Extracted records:
--------------------------------------------------
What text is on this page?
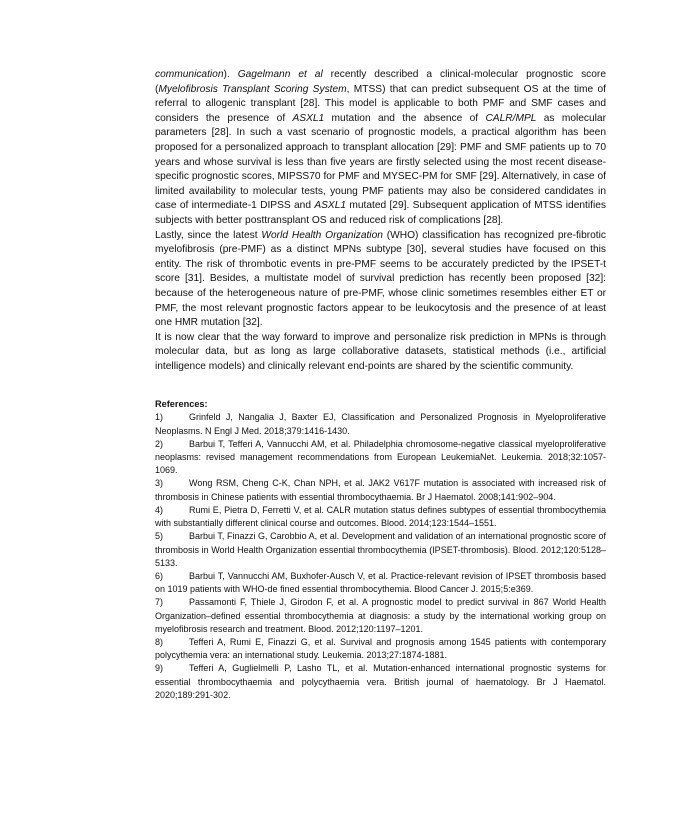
communication). Gagelmann et al recently described a clinical-molecular prognostic score (Myelofibrosis Transplant Scoring System, MTSS) that can predict subsequent OS at the time of referral to allogenic transplant [28]. This model is applicable to both PMF and SMF cases and considers the presence of ASXL1 mutation and the absence of CALR/MPL as molecular parameters [28]. In such a vast scenario of prognostic models, a practical algorithm has been proposed for a personalized approach to transplant allocation [29]: PMF and SMF patients up to 70 years and whose survival is less than five years are firstly selected using the most recent disease-specific prognostic scores, MIPSS70 for PMF and MYSEC-PM for SMF [29]. Alternatively, in case of limited availability to molecular tests, young PMF patients may also be considered candidates in case of intermediate-1 DIPSS and ASXL1 mutated [29]. Subsequent application of MTSS identifies subjects with better posttransplant OS and reduced risk of complications [28].

Lastly, since the latest World Health Organization (WHO) classification has recognized pre-fibrotic myelofibrosis (pre-PMF) as a distinct MPNs subtype [30], several studies have focused on this entity. The risk of thrombotic events in pre-PMF seems to be accurately predicted by the IPSET-t score [31]. Besides, a multistate model of survival prediction has recently been proposed [32]: because of the heterogeneous nature of pre-PMF, whose clinic sometimes resembles either ET or PMF, the most relevant prognostic factors appear to be leukocytosis and the presence of at least one HMR mutation [32].

It is now clear that the way forward to improve and personalize risk prediction in MPNs is through molecular data, but as long as large collaborative datasets, statistical methods (i.e., artificial intelligence models) and clinically relevant end-points are shared by the scientific community.

References:

1)	Grinfeld J, Nangalia J, Baxter EJ, Classification and Personalized Prognosis in Myeloproliferative Neoplasms. N Engl J Med. 2018;379:1416-1430.

2)	Barbui T, Tefferi A, Vannucchi AM, et al. Philadelphia chromosome-negative classical myeloproliferative neoplasms: revised management recommendations from European LeukemiaNet. Leukemia. 2018;32:1057-1069.

3)	Wong RSM, Cheng C-K, Chan NPH, et al. JAK2 V617F mutation is associated with increased risk of thrombosis in Chinese patients with essential thrombocythaemia. Br J Haematol. 2008;141:902–904.

4)	Rumi E, Pietra D, Ferretti V, et al. CALR mutation status defines subtypes of essential thrombocythemia with substantially different clinical course and outcomes. Blood. 2014;123:1544–1551.

5)	Barbui T, Finazzi G, Carobbio A, et al. Development and validation of an international prognostic score of thrombosis in World Health Organization essential thrombocythemia (IPSET-thrombosis). Blood. 2012;120:5128–5133.

6)	Barbui T, Vannucchi AM, Buxhofer-Ausch V, et al. Practice-relevant revision of IPSET thrombosis based on 1019 patients with WHO-de fined essential thrombocythemia. Blood Cancer J. 2015;5:e369.

7)	Passamonti F, Thiele J, Girodon F, et al. A prognostic model to predict survival in 867 World Health Organization–defined essential thrombocythemia at diagnosis: a study by the international working group on myelofibrosis research and treatment. Blood. 2012;120:1197–1201.

8)	Tefferi A, Rumi E, Finazzi G, et al. Survival and prognosis among 1545 patients with contemporary polycythemia vera: an international study. Leukemia. 2013;27:1874-1881.

9)	Tefferi A, Guglielmelli P, Lasho TL, et al. Mutation-enhanced international prognostic systems for essential thrombocythaemia and polycythaemia vera. British journal of haematology. Br J Haematol. 2020;189:291-302.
--------------------------------------------------
EXERCISE BRIEF:
Every record must be transcribed faithfully, with no picture carried over.

ANSWER TO THE EXERCISE:
What text is on this page?
communication). Gagelmann et al recently described a clinical-molecular prognostic score (Myelofibrosis Transplant Scoring System, MTSS) that can predict subsequent OS at the time of referral to allogenic transplant [28]. This model is applicable to both PMF and SMF cases and considers the presence of ASXL1 mutation and the absence of CALR/MPL as molecular parameters [28]. In such a vast scenario of prognostic models, a practical algorithm has been proposed for a personalized approach to transplant allocation [29]: PMF and SMF patients up to 70 years and whose survival is less than five years are firstly selected using the most recent disease-specific prognostic scores, MIPSS70 for PMF and MYSEC-PM for SMF [29]. Alternatively, in case of limited availability to molecular tests, young PMF patients may also be considered candidates in case of intermediate-1 DIPSS and ASXL1 mutated [29]. Subsequent application of MTSS identifies subjects with better posttransplant OS and reduced risk of complications [28].

Lastly, since the latest World Health Organization (WHO) classification has recognized pre-fibrotic myelofibrosis (pre-PMF) as a distinct MPNs subtype [30], several studies have focused on this entity. The risk of thrombotic events in pre-PMF seems to be accurately predicted by the IPSET-t score [31]. Besides, a multistate model of survival prediction has recently been proposed [32]: because of the heterogeneous nature of pre-PMF, whose clinic sometimes resembles either ET or PMF, the most relevant prognostic factors appear to be leukocytosis and the presence of at least one HMR mutation [32].

It is now clear that the way forward to improve and personalize risk prediction in MPNs is through molecular data, but as long as large collaborative datasets, statistical methods (i.e., artificial intelligence models) and clinically relevant end-points are shared by the scientific community.

References:

1)	Grinfeld J, Nangalia J, Baxter EJ, Classification and Personalized Prognosis in Myeloproliferative Neoplasms. N Engl J Med. 2018;379:1416-1430.

2)	Barbui T, Tefferi A, Vannucchi AM, et al. Philadelphia chromosome-negative classical myeloproliferative neoplasms: revised management recommendations from European LeukemiaNet. Leukemia. 2018;32:1057-1069.

3)	Wong RSM, Cheng C-K, Chan NPH, et al. JAK2 V617F mutation is associated with increased risk of thrombosis in Chinese patients with essential thrombocythaemia. Br J Haematol. 2008;141:902–904.

4)	Rumi E, Pietra D, Ferretti V, et al. CALR mutation status defines subtypes of essential thrombocythemia with substantially different clinical course and outcomes. Blood. 2014;123:1544–1551.

5)	Barbui T, Finazzi G, Carobbio A, et al. Development and validation of an international prognostic score of thrombosis in World Health Organization essential thrombocythemia (IPSET-thrombosis). Blood. 2012;120:5128–5133.

6)	Barbui T, Vannucchi AM, Buxhofer-Ausch V, et al. Practice-relevant revision of IPSET thrombosis based on 1019 patients with WHO-de fined essential thrombocythemia. Blood Cancer J. 2015;5:e369.

7)	Passamonti F, Thiele J, Girodon F, et al. A prognostic model to predict survival in 867 World Health Organization–defined essential thrombocythemia at diagnosis: a study by the international working group on myelofibrosis research and treatment. Blood. 2012;120:1197–1201.

8)	Tefferi A, Rumi E, Finazzi G, et al. Survival and prognosis among 1545 patients with contemporary polycythemia vera: an international study. Leukemia. 2013;27:1874-1881.

9)	Tefferi A, Guglielmelli P, Lasho TL, et al. Mutation-enhanced international prognostic systems for essential thrombocythaemia and polycythaemia vera. British journal of haematology. Br J Haematol. 2020;189:291-302.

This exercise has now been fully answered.